_REQUIREMENTS_.
Leave out the pictures and copy everything else below exactly.

-------- GIVEN DATA

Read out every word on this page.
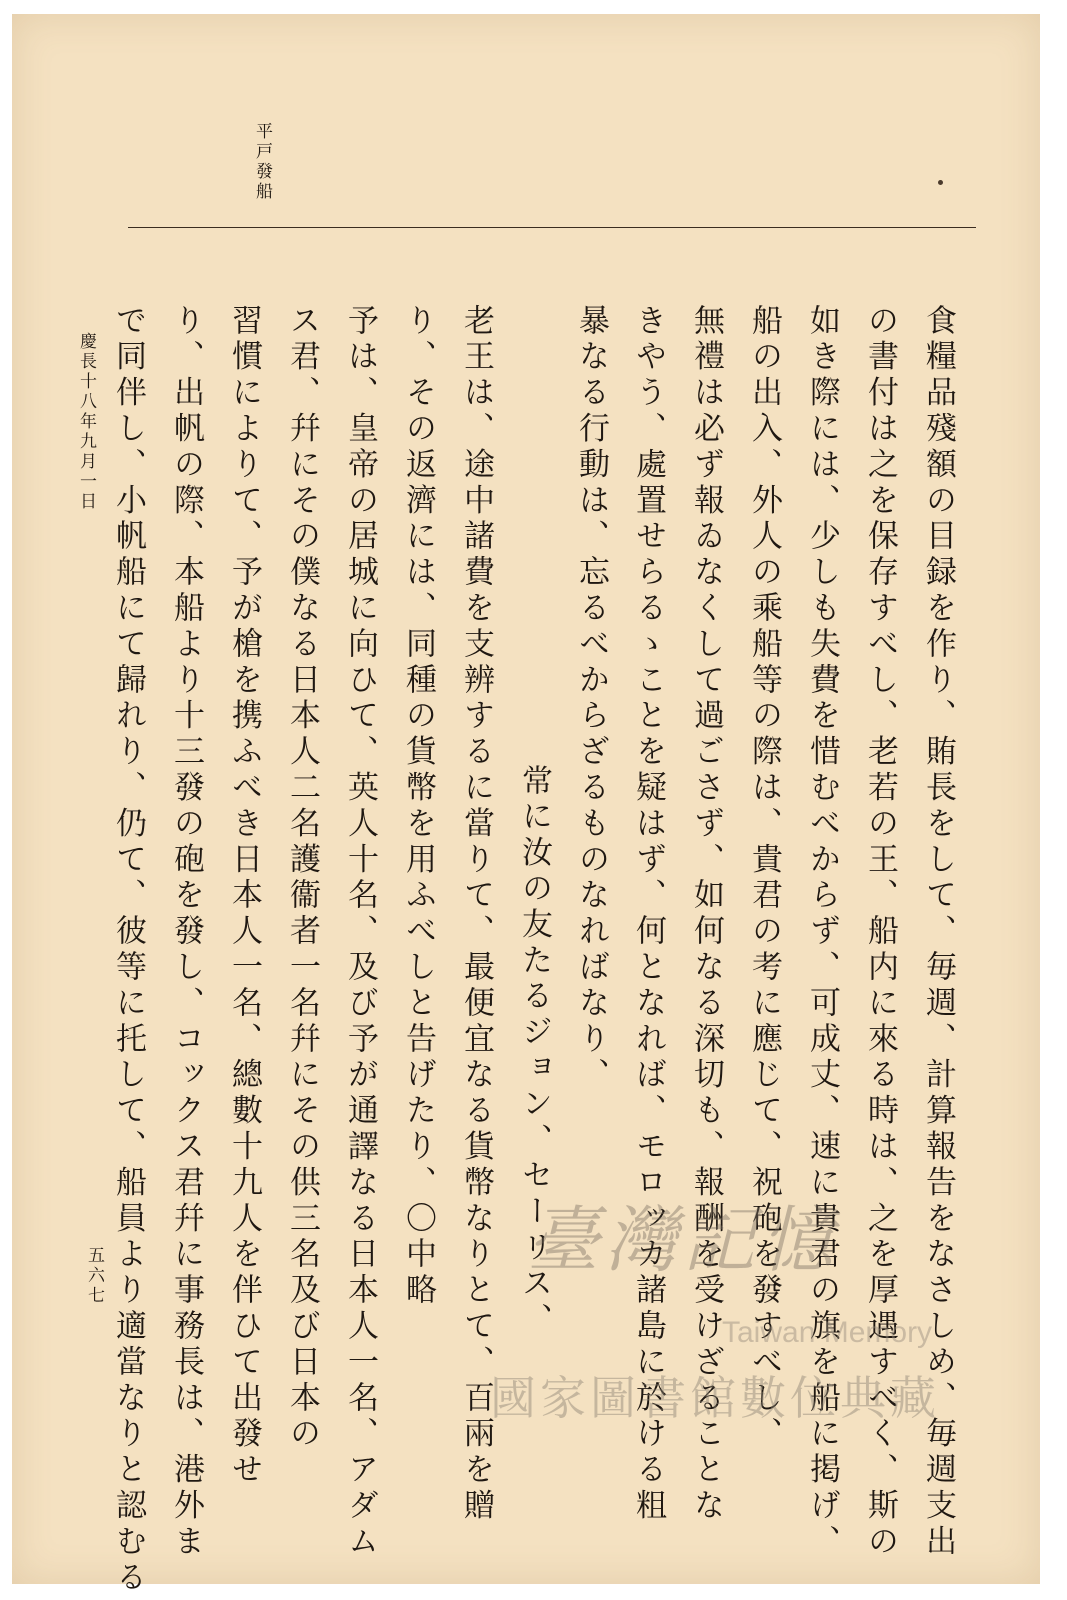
平戸發船
食糧品殘額の目録を作り、賄長をして、毎週、計算報告をなさしめ、毎週支出
の書付は之を保存すべし、老若の王、船内に來る時は、之を厚遇すべく、斯の
如き際には、少しも失費を惜むべからず、可成丈、速に貴君の旗を船に掲げ、
船の出入、外人の乘船等の際は、貴君の考に應じて、祝砲を發すべし、
無禮は必ず報ゐなくして過ごさず、如何なる深切も、報酬を受けざることな
きやう、處置せらるゝことを疑はず、何となれば、モロッカ諸島に於ける粗
暴なる行動は、忘るべからざるものなればなり、
常に汝の友たるジョン、セーリス、
老王は、途中諸費を支辨するに當りて、最便宜なる貨幣なりとて、百兩を贈
り、その返濟には、同種の貨幣を用ふべしと告げたり、〇中略
予は、皇帝の居城に向ひて、英人十名、及び予が通譯なる日本人一名、アダム
ス君、幷にその僕なる日本人二名護衞者一名幷にその供三名及び日本の
習慣によりて、予が槍を携ふべき日本人一名、總數十九人を伴ひて出發せ
り、出帆の際、本船より十三發の砲を發し、コックス君幷に事務長は、港外ま
で同伴し、小帆船にて歸れり、仍て、彼等に托して、船員より適當なりと認むる
慶長十八年九月一日
五六七	臺灣記憶
Taiwan Memory
國家圖書館數位典藏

----------------

_TASK ANSWER_.
Read out every word on this page.
平戸發船
食糧品殘額の目録を作り、賄長をして、毎週、計算報告をなさしめ、毎週支出
の書付は之を保存すべし、老若の王、船内に來る時は、之を厚遇すべく、斯の
如き際には、少しも失費を惜むべからず、可成丈、速に貴君の旗を船に掲げ、
船の出入、外人の乘船等の際は、貴君の考に應じて、祝砲を發すべし、
無禮は必ず報ゐなくして過ごさず、如何なる深切も、報酬を受けざることな
きやう、處置せらるゝことを疑はず、何となれば、モロッカ諸島に於ける粗
暴なる行動は、忘るべからざるものなればなり、
常に汝の友たるジョン、セーリス、
老王は、途中諸費を支辨するに當りて、最便宜なる貨幣なりとて、百兩を贈
り、その返濟には、同種の貨幣を用ふべしと告げたり、〇中略
予は、皇帝の居城に向ひて、英人十名、及び予が通譯なる日本人一名、アダム
ス君、幷にその僕なる日本人二名護衞者一名幷にその供三名及び日本の
習慣によりて、予が槍を携ふべき日本人一名、總數十九人を伴ひて出發せ
り、出帆の際、本船より十三發の砲を發し、コックス君幷に事務長は、港外ま
で同伴し、小帆船にて歸れり、仍て、彼等に托して、船員より適當なりと認むる
慶長十八年九月一日
五六七	臺灣記憶
Taiwan Memory
國家圖書館數位典藏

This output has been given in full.